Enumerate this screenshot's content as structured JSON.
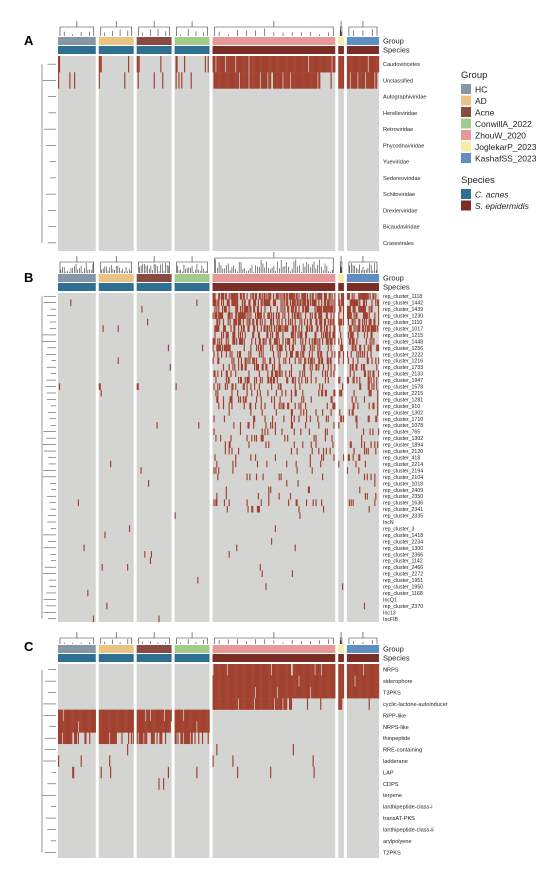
{
  "chart_data": [
    {
      "type": "heatmap",
      "panel": "A",
      "annotation_rows": [
        "Group",
        "Species"
      ],
      "rows": [
        "Caudoviricetes",
        "Unclassified",
        "Autographiviridae",
        "Herelleviridae",
        "Retroviridae",
        "Phycodnaviridae",
        "Yueviridae",
        "Sedoreoviridae",
        "Schitoviridae",
        "Drexlerviridae",
        "Bicaudaviridae",
        "Crassvirales"
      ],
      "column_blocks": [
        {
          "group": "HC",
          "species": "C. acnes",
          "columns": 40,
          "present_rows": [
            0,
            1
          ]
        },
        {
          "group": "AD",
          "species": "C. acnes",
          "columns": 37,
          "present_rows": [
            0,
            1
          ]
        },
        {
          "group": "Acne",
          "species": "C. acnes",
          "columns": 37,
          "present_rows": [
            0,
            1
          ]
        },
        {
          "group": "ConwillA_2022",
          "species": "C. acnes",
          "columns": 37,
          "present_rows": [
            0,
            1
          ]
        },
        {
          "group": "ZhouW_2020",
          "species": "S. epidermidis",
          "columns": 130,
          "present_rows": [
            0,
            1
          ]
        },
        {
          "group": "JoglekarP_2023",
          "species": "S. epidermidis",
          "columns": 6,
          "present_rows": [
            0,
            1
          ]
        },
        {
          "group": "KashafSS_2023",
          "species": "S. epidermidis",
          "columns": 34,
          "present_rows": [
            0,
            1
          ]
        }
      ]
    },
    {
      "type": "heatmap",
      "panel": "B",
      "annotation_rows": [
        "Group",
        "Species"
      ],
      "rows": [
        "rep_cluster_1118",
        "rep_cluster_1442",
        "rep_cluster_1439",
        "rep_cluster_1230",
        "rep_cluster_1110",
        "rep_cluster_1017",
        "rep_cluster_1215",
        "rep_cluster_1448",
        "rep_cluster_1256",
        "rep_cluster_2222",
        "rep_cluster_1216",
        "rep_cluster_1733",
        "rep_cluster_2133",
        "rep_cluster_1947",
        "rep_cluster_1578",
        "rep_cluster_2215",
        "rep_cluster_1281",
        "rep_cluster_910",
        "rep_cluster_1302",
        "rep_cluster_1710",
        "rep_cluster_1078",
        "rep_cluster_765",
        "rep_cluster_1302",
        "rep_cluster_1894",
        "rep_cluster_2120",
        "rep_cluster_418",
        "rep_cluster_2214",
        "rep_cluster_2194",
        "rep_cluster_2104",
        "rep_cluster_1018",
        "rep_cluster_2409",
        "rep_cluster_2350",
        "rep_cluster_1636",
        "rep_cluster_2341",
        "rep_cluster_2335",
        "IncN",
        "rep_cluster_3",
        "rep_cluster_1418",
        "rep_cluster_2234",
        "rep_cluster_1300",
        "rep_cluster_2366",
        "rep_cluster_1142",
        "rep_cluster_2466",
        "rep_cluster_2272",
        "rep_cluster_1951",
        "rep_cluster_1950",
        "rep_cluster_1168",
        "IncQ1",
        "rep_cluster_2370",
        "Inc13",
        "IncFIB"
      ],
      "column_blocks": [
        {
          "group": "HC",
          "species": "C. acnes",
          "columns": 40
        },
        {
          "group": "AD",
          "species": "C. acnes",
          "columns": 37
        },
        {
          "group": "Acne",
          "species": "C. acnes",
          "columns": 37
        },
        {
          "group": "ConwillA_2022",
          "species": "C. acnes",
          "columns": 37
        },
        {
          "group": "ZhouW_2020",
          "species": "S. epidermidis",
          "columns": 130
        },
        {
          "group": "JoglekarP_2023",
          "species": "S. epidermidis",
          "columns": 6
        },
        {
          "group": "KashafSS_2023",
          "species": "S. epidermidis",
          "columns": 34
        }
      ]
    },
    {
      "type": "heatmap",
      "panel": "C",
      "annotation_rows": [
        "Group",
        "Species"
      ],
      "rows": [
        "NRPS",
        "siderophore",
        "T3PKS",
        "cyclic-lactone-autoinducer",
        "RiPP-like",
        "NRPS-like",
        "thiopeptide",
        "RRE-containing",
        "ladderane",
        "LAP",
        "CDPS",
        "terpene",
        "lanthipeptide-class-i",
        "transAT-PKS",
        "lanthipeptide-class-ii",
        "arylpolyene",
        "T2PKS"
      ],
      "column_blocks": [
        {
          "group": "HC",
          "species": "C. acnes",
          "columns": 40,
          "present_rows": [
            4,
            5,
            6
          ]
        },
        {
          "group": "AD",
          "species": "C. acnes",
          "columns": 37,
          "present_rows": [
            4,
            5,
            6
          ]
        },
        {
          "group": "Acne",
          "species": "C. acnes",
          "columns": 37,
          "present_rows": [
            4,
            5,
            6
          ]
        },
        {
          "group": "ConwillA_2022",
          "species": "C. acnes",
          "columns": 37,
          "present_rows": [
            4,
            5,
            6
          ]
        },
        {
          "group": "ZhouW_2020",
          "species": "S. epidermidis",
          "columns": 130,
          "present_rows": [
            0,
            1,
            2,
            3
          ]
        },
        {
          "group": "JoglekarP_2023",
          "species": "S. epidermidis",
          "columns": 6,
          "present_rows": [
            0,
            1,
            2,
            3
          ]
        },
        {
          "group": "KashafSS_2023",
          "species": "S. epidermidis",
          "columns": 34,
          "present_rows": [
            0,
            1,
            2
          ]
        }
      ]
    }
  ],
  "legend": {
    "group_title": "Group",
    "groups": [
      {
        "label": "HC",
        "color": "#8496a8"
      },
      {
        "label": "AD",
        "color": "#e8c384"
      },
      {
        "label": "Acne",
        "color": "#8a4a44"
      },
      {
        "label": "ConwillA_2022",
        "color": "#a3cc8c"
      },
      {
        "label": "ZhouW_2020",
        "color": "#e59a99"
      },
      {
        "label": "JoglekarP_2023",
        "color": "#f3eea5"
      },
      {
        "label": "KashafSS_2023",
        "color": "#5f8fc0"
      }
    ],
    "species_title": "Species",
    "species": [
      {
        "label": "C. acnes",
        "color": "#2f6f92"
      },
      {
        "label": "S. epidermidis",
        "color": "#7a2e26"
      }
    ]
  },
  "colors": {
    "absent": "#d4d4d2",
    "present": "#a1402e",
    "divider": "#ffffff",
    "dendrogram": "#333333"
  },
  "panel_labels": [
    "A",
    "B",
    "C"
  ]
}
============
* [Try it]
Repeat the data exactly. No pictures should appear.

* [Finished task]
Enumerate this screenshot's content as structured JSON.
{
  "chart_data": [
    {
      "type": "heatmap",
      "panel": "A",
      "annotation_rows": [
        "Group",
        "Species"
      ],
      "rows": [
        "Caudoviricetes",
        "Unclassified",
        "Autographiviridae",
        "Herelleviridae",
        "Retroviridae",
        "Phycodnaviridae",
        "Yueviridae",
        "Sedoreoviridae",
        "Schitoviridae",
        "Drexlerviridae",
        "Bicaudaviridae",
        "Crassvirales"
      ],
      "column_blocks": [
        {
          "group": "HC",
          "species": "C. acnes",
          "columns": 40,
          "present_rows": [
            0,
            1
          ]
        },
        {
          "group": "AD",
          "species": "C. acnes",
          "columns": 37,
          "present_rows": [
            0,
            1
          ]
        },
        {
          "group": "Acne",
          "species": "C. acnes",
          "columns": 37,
          "present_rows": [
            0,
            1
          ]
        },
        {
          "group": "ConwillA_2022",
          "species": "C. acnes",
          "columns": 37,
          "present_rows": [
            0,
            1
          ]
        },
        {
          "group": "ZhouW_2020",
          "species": "S. epidermidis",
          "columns": 130,
          "present_rows": [
            0,
            1
          ]
        },
        {
          "group": "JoglekarP_2023",
          "species": "S. epidermidis",
          "columns": 6,
          "present_rows": [
            0,
            1
          ]
        },
        {
          "group": "KashafSS_2023",
          "species": "S. epidermidis",
          "columns": 34,
          "present_rows": [
            0,
            1
          ]
        }
      ]
    },
    {
      "type": "heatmap",
      "panel": "B",
      "annotation_rows": [
        "Group",
        "Species"
      ],
      "rows": [
        "rep_cluster_1118",
        "rep_cluster_1442",
        "rep_cluster_1439",
        "rep_cluster_1230",
        "rep_cluster_1110",
        "rep_cluster_1017",
        "rep_cluster_1215",
        "rep_cluster_1448",
        "rep_cluster_1256",
        "rep_cluster_2222",
        "rep_cluster_1216",
        "rep_cluster_1733",
        "rep_cluster_2133",
        "rep_cluster_1947",
        "rep_cluster_1578",
        "rep_cluster_2215",
        "rep_cluster_1281",
        "rep_cluster_910",
        "rep_cluster_1302",
        "rep_cluster_1710",
        "rep_cluster_1078",
        "rep_cluster_765",
        "rep_cluster_1302",
        "rep_cluster_1894",
        "rep_cluster_2120",
        "rep_cluster_418",
        "rep_cluster_2214",
        "rep_cluster_2194",
        "rep_cluster_2104",
        "rep_cluster_1018",
        "rep_cluster_2409",
        "rep_cluster_2350",
        "rep_cluster_1636",
        "rep_cluster_2341",
        "rep_cluster_2335",
        "IncN",
        "rep_cluster_3",
        "rep_cluster_1418",
        "rep_cluster_2234",
        "rep_cluster_1300",
        "rep_cluster_2366",
        "rep_cluster_1142",
        "rep_cluster_2466",
        "rep_cluster_2272",
        "rep_cluster_1951",
        "rep_cluster_1950",
        "rep_cluster_1168",
        "IncQ1",
        "rep_cluster_2370",
        "Inc13",
        "IncFIB"
      ],
      "column_blocks": [
        {
          "group": "HC",
          "species": "C. acnes",
          "columns": 40
        },
        {
          "group": "AD",
          "species": "C. acnes",
          "columns": 37
        },
        {
          "group": "Acne",
          "species": "C. acnes",
          "columns": 37
        },
        {
          "group": "ConwillA_2022",
          "species": "C. acnes",
          "columns": 37
        },
        {
          "group": "ZhouW_2020",
          "species": "S. epidermidis",
          "columns": 130
        },
        {
          "group": "JoglekarP_2023",
          "species": "S. epidermidis",
          "columns": 6
        },
        {
          "group": "KashafSS_2023",
          "species": "S. epidermidis",
          "columns": 34
        }
      ]
    },
    {
      "type": "heatmap",
      "panel": "C",
      "annotation_rows": [
        "Group",
        "Species"
      ],
      "rows": [
        "NRPS",
        "siderophore",
        "T3PKS",
        "cyclic-lactone-autoinducer",
        "RiPP-like",
        "NRPS-like",
        "thiopeptide",
        "RRE-containing",
        "ladderane",
        "LAP",
        "CDPS",
        "terpene",
        "lanthipeptide-class-i",
        "transAT-PKS",
        "lanthipeptide-class-ii",
        "arylpolyene",
        "T2PKS"
      ],
      "column_blocks": [
        {
          "group": "HC",
          "species": "C. acnes",
          "columns": 40,
          "present_rows": [
            4,
            5,
            6
          ]
        },
        {
          "group": "AD",
          "species": "C. acnes",
          "columns": 37,
          "present_rows": [
            4,
            5,
            6
          ]
        },
        {
          "group": "Acne",
          "species": "C. acnes",
          "columns": 37,
          "present_rows": [
            4,
            5,
            6
          ]
        },
        {
          "group": "ConwillA_2022",
          "species": "C. acnes",
          "columns": 37,
          "present_rows": [
            4,
            5,
            6
          ]
        },
        {
          "group": "ZhouW_2020",
          "species": "S. epidermidis",
          "columns": 130,
          "present_rows": [
            0,
            1,
            2,
            3
          ]
        },
        {
          "group": "JoglekarP_2023",
          "species": "S. epidermidis",
          "columns": 6,
          "present_rows": [
            0,
            1,
            2,
            3
          ]
        },
        {
          "group": "KashafSS_2023",
          "species": "S. epidermidis",
          "columns": 34,
          "present_rows": [
            0,
            1,
            2
          ]
        }
      ]
    }
  ],
  "legend": {
    "group_title": "Group",
    "groups": [
      {
        "label": "HC",
        "color": "#8496a8"
      },
      {
        "label": "AD",
        "color": "#e8c384"
      },
      {
        "label": "Acne",
        "color": "#8a4a44"
      },
      {
        "label": "ConwillA_2022",
        "color": "#a3cc8c"
      },
      {
        "label": "ZhouW_2020",
        "color": "#e59a99"
      },
      {
        "label": "JoglekarP_2023",
        "color": "#f3eea5"
      },
      {
        "label": "KashafSS_2023",
        "color": "#5f8fc0"
      }
    ],
    "species_title": "Species",
    "species": [
      {
        "label": "C. acnes",
        "color": "#2f6f92"
      },
      {
        "label": "S. epidermidis",
        "color": "#7a2e26"
      }
    ]
  },
  "colors": {
    "absent": "#d4d4d2",
    "present": "#a1402e",
    "divider": "#ffffff",
    "dendrogram": "#333333"
  },
  "panel_labels": [
    "A",
    "B",
    "C"
  ]
}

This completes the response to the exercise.